--- Begin ---
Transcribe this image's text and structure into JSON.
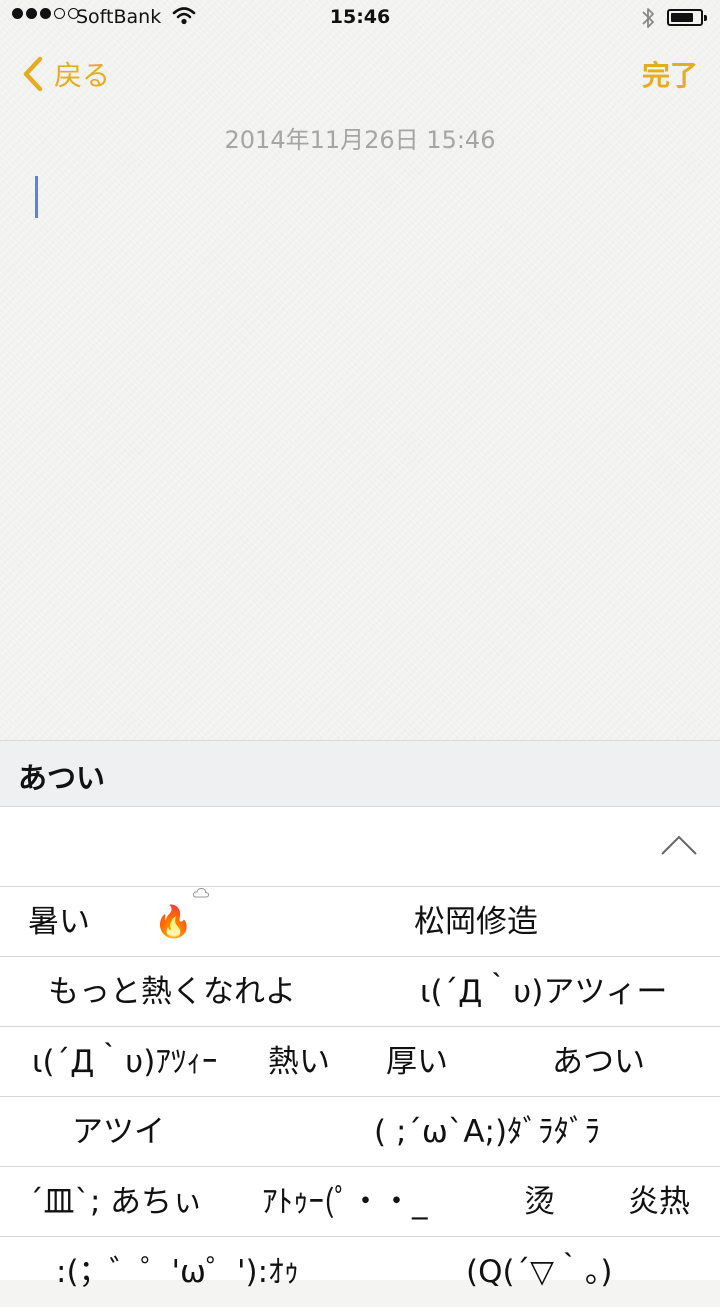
{
  "status_bar": {
    "carrier": "SoftBank",
    "time": "15:46",
    "signal_bars": 3,
    "signal_total": 5,
    "battery_level": 0.8
  },
  "nav": {
    "back_label": "戻る",
    "done_label": "完了",
    "accent_color": "#e6ac20"
  },
  "note": {
    "date": "2014年11月26日 15:46"
  },
  "keyboard": {
    "composing_text": "あつい",
    "candidates": {
      "row1": [
        "暑い",
        "🔥",
        "松岡修造"
      ],
      "row2": [
        "もっと熱くなれよ",
        "ι(´Д｀υ)アツィー"
      ],
      "row3": [
        "ι(´Д｀υ)ｱﾂｨｰ",
        "熱い",
        "厚い",
        "あつい"
      ],
      "row4": [
        "アツイ",
        "( ;´ω`A;)ﾀﾞﾗﾀﾞﾗ"
      ],
      "row5": [
        "´皿`;",
        "あちぃ",
        "ｱﾄｩｰ(ﾟ・・_",
        "烫",
        "炎热"
      ],
      "row6": [
        ":(；゛゜'ω゜'):ｵｩ",
        "(Q(´▽｀。)"
      ]
    }
  }
}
--- End ---
## What the task asks:
The material above holds pictures; copy everything else in it exactly.

## Answer for this exercise:
Transcribe this image's text and structure into JSON.
{
  "status_bar": {
    "carrier": "SoftBank",
    "time": "15:46",
    "signal_bars": 3,
    "signal_total": 5,
    "battery_level": 0.8
  },
  "nav": {
    "back_label": "戻る",
    "done_label": "完了",
    "accent_color": "#e6ac20"
  },
  "note": {
    "date": "2014年11月26日 15:46"
  },
  "keyboard": {
    "composing_text": "あつい",
    "candidates": {
      "row1": [
        "暑い",
        "🔥",
        "松岡修造"
      ],
      "row2": [
        "もっと熱くなれよ",
        "ι(´Д｀υ)アツィー"
      ],
      "row3": [
        "ι(´Д｀υ)ｱﾂｨｰ",
        "熱い",
        "厚い",
        "あつい"
      ],
      "row4": [
        "アツイ",
        "( ;´ω`A;)ﾀﾞﾗﾀﾞﾗ"
      ],
      "row5": [
        "´皿`;",
        "あちぃ",
        "ｱﾄｩｰ(ﾟ・・_",
        "烫",
        "炎热"
      ],
      "row6": [
        ":(；゛゜'ω゜'):ｵｩ",
        "(Q(´▽｀。)"
      ]
    }
  }
}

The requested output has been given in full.